● Provided entries:
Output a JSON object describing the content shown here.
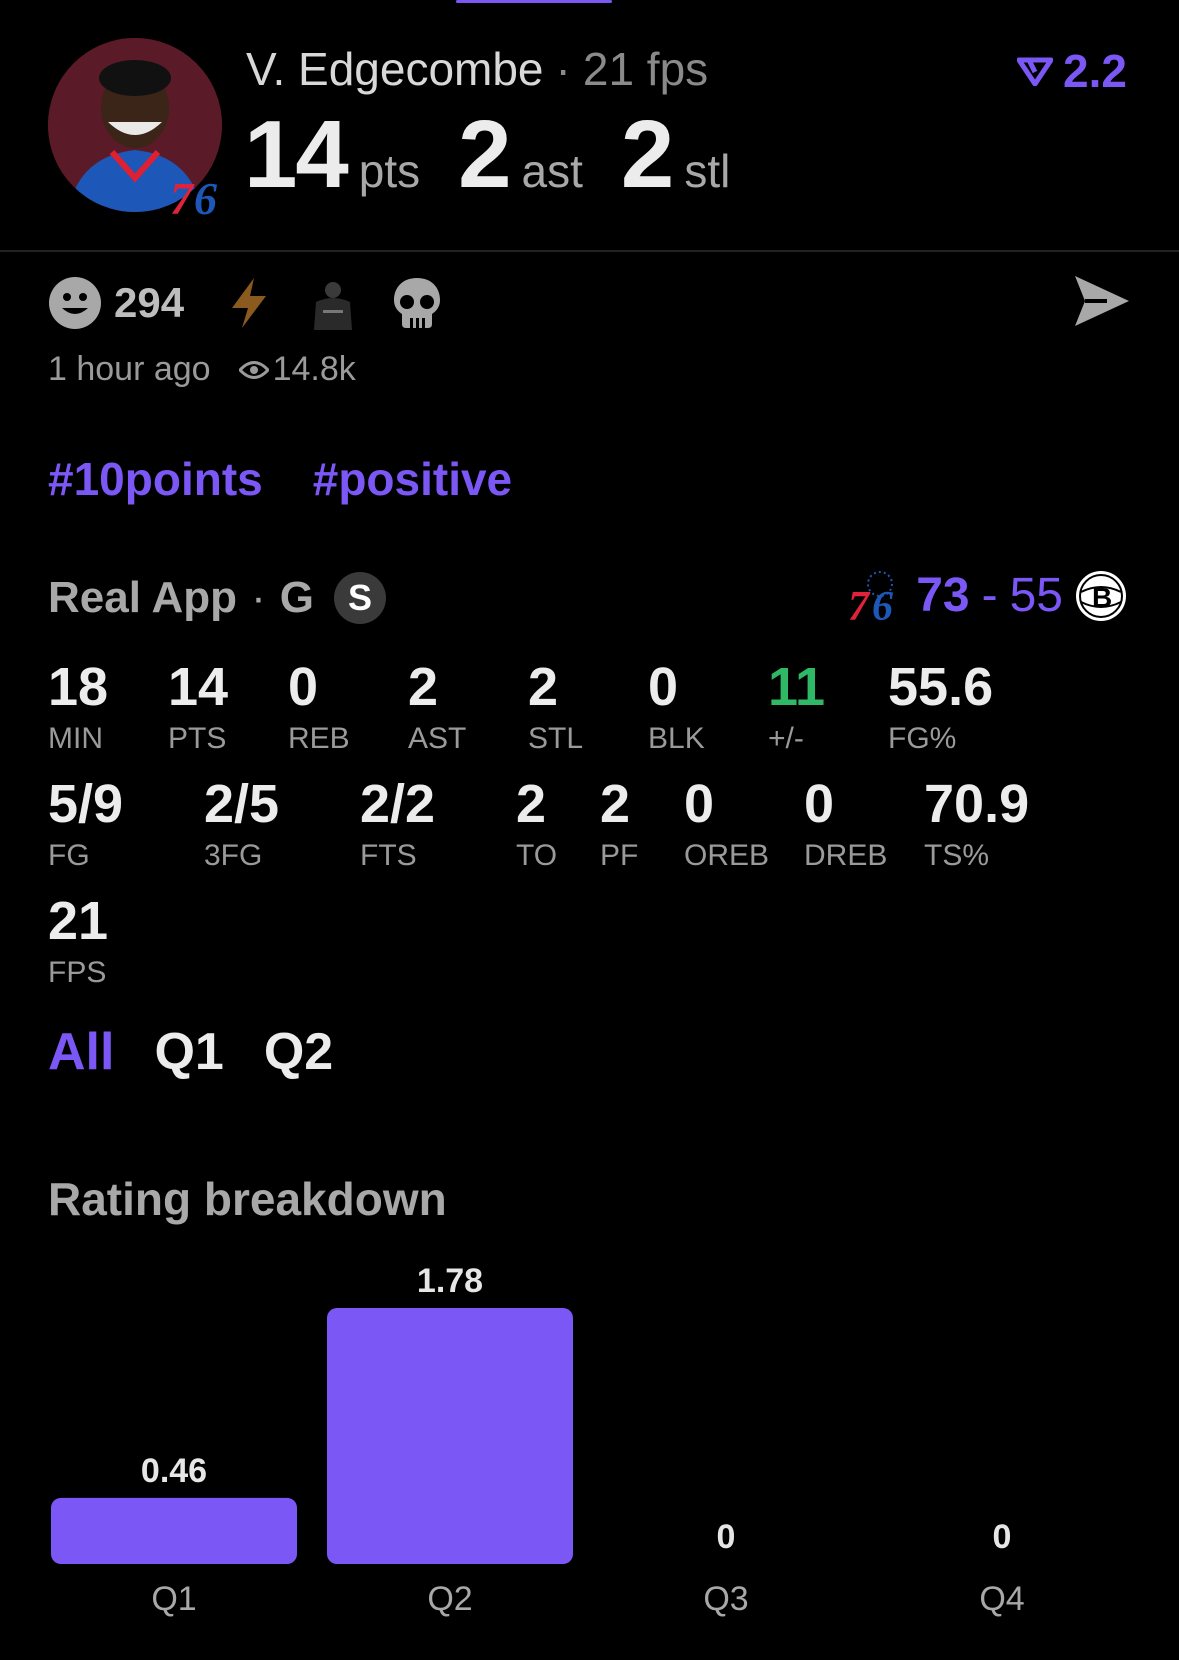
{
  "header": {
    "player_name": "V. Edgecombe",
    "separator": "·",
    "fps_text": "21 fps",
    "rating": "2.2",
    "headline_stats": [
      {
        "value": "14",
        "unit": "pts"
      },
      {
        "value": "2",
        "unit": "ast"
      },
      {
        "value": "2",
        "unit": "stl"
      }
    ],
    "team_badge": "76"
  },
  "reactions": {
    "count": "294",
    "icons": [
      "smiley-icon",
      "lightning-icon",
      "jersey-icon",
      "skull-icon",
      "send-icon"
    ],
    "time": "1 hour ago",
    "views": "14.8k"
  },
  "hashtags": [
    "#10points",
    "#positive"
  ],
  "game": {
    "source": "Real App",
    "separator": "·",
    "position": "G",
    "badge": "S",
    "home_score": "73",
    "dash": "-",
    "away_score": "55",
    "home_logo": "76",
    "away_logo": "B"
  },
  "stats_row1": [
    {
      "value": "18",
      "label": "MIN"
    },
    {
      "value": "14",
      "label": "PTS"
    },
    {
      "value": "0",
      "label": "REB"
    },
    {
      "value": "2",
      "label": "AST"
    },
    {
      "value": "2",
      "label": "STL"
    },
    {
      "value": "0",
      "label": "BLK"
    },
    {
      "value": "11",
      "label": "+/-"
    },
    {
      "value": "55.6",
      "label": "FG%"
    }
  ],
  "stats_row2": [
    {
      "value": "5/9",
      "label": "FG"
    },
    {
      "value": "2/5",
      "label": "3FG"
    },
    {
      "value": "2/2",
      "label": "FTS"
    },
    {
      "value": "2",
      "label": "TO"
    },
    {
      "value": "2",
      "label": "PF"
    },
    {
      "value": "0",
      "label": "OREB"
    },
    {
      "value": "0",
      "label": "DREB"
    },
    {
      "value": "70.9",
      "label": "TS%"
    }
  ],
  "stats_row3": [
    {
      "value": "21",
      "label": "FPS"
    }
  ],
  "periods": [
    "All",
    "Q1",
    "Q2"
  ],
  "breakdown_title": "Rating breakdown",
  "colors": {
    "accent": "#7b57f5",
    "positive": "#2fb865"
  },
  "chart_data": {
    "type": "bar",
    "title": "Rating breakdown",
    "categories": [
      "Q1",
      "Q2",
      "Q3",
      "Q4"
    ],
    "values": [
      0.46,
      1.78,
      0,
      0
    ],
    "value_labels": [
      "0.46",
      "1.78",
      "0",
      "0"
    ],
    "ylim": [
      0,
      1.78
    ],
    "grid": false
  }
}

● Description of the task: Retype the whole listing exactly and leave the pictures out.

● Response below:
Output a JSON object describing the content shown here.
{
  "header": {
    "player_name": "V. Edgecombe",
    "separator": "·",
    "fps_text": "21 fps",
    "rating": "2.2",
    "headline_stats": [
      {
        "value": "14",
        "unit": "pts"
      },
      {
        "value": "2",
        "unit": "ast"
      },
      {
        "value": "2",
        "unit": "stl"
      }
    ],
    "team_badge": "76"
  },
  "reactions": {
    "count": "294",
    "icons": [
      "smiley-icon",
      "lightning-icon",
      "jersey-icon",
      "skull-icon",
      "send-icon"
    ],
    "time": "1 hour ago",
    "views": "14.8k"
  },
  "hashtags": [
    "#10points",
    "#positive"
  ],
  "game": {
    "source": "Real App",
    "separator": "·",
    "position": "G",
    "badge": "S",
    "home_score": "73",
    "dash": "-",
    "away_score": "55",
    "home_logo": "76",
    "away_logo": "B"
  },
  "stats_row1": [
    {
      "value": "18",
      "label": "MIN"
    },
    {
      "value": "14",
      "label": "PTS"
    },
    {
      "value": "0",
      "label": "REB"
    },
    {
      "value": "2",
      "label": "AST"
    },
    {
      "value": "2",
      "label": "STL"
    },
    {
      "value": "0",
      "label": "BLK"
    },
    {
      "value": "11",
      "label": "+/-"
    },
    {
      "value": "55.6",
      "label": "FG%"
    }
  ],
  "stats_row2": [
    {
      "value": "5/9",
      "label": "FG"
    },
    {
      "value": "2/5",
      "label": "3FG"
    },
    {
      "value": "2/2",
      "label": "FTS"
    },
    {
      "value": "2",
      "label": "TO"
    },
    {
      "value": "2",
      "label": "PF"
    },
    {
      "value": "0",
      "label": "OREB"
    },
    {
      "value": "0",
      "label": "DREB"
    },
    {
      "value": "70.9",
      "label": "TS%"
    }
  ],
  "stats_row3": [
    {
      "value": "21",
      "label": "FPS"
    }
  ],
  "periods": [
    "All",
    "Q1",
    "Q2"
  ],
  "breakdown_title": "Rating breakdown",
  "colors": {
    "accent": "#7b57f5",
    "positive": "#2fb865"
  },
  "chart_data": {
    "type": "bar",
    "title": "Rating breakdown",
    "categories": [
      "Q1",
      "Q2",
      "Q3",
      "Q4"
    ],
    "values": [
      0.46,
      1.78,
      0,
      0
    ],
    "value_labels": [
      "0.46",
      "1.78",
      "0",
      "0"
    ],
    "ylim": [
      0,
      1.78
    ],
    "grid": false
  }
}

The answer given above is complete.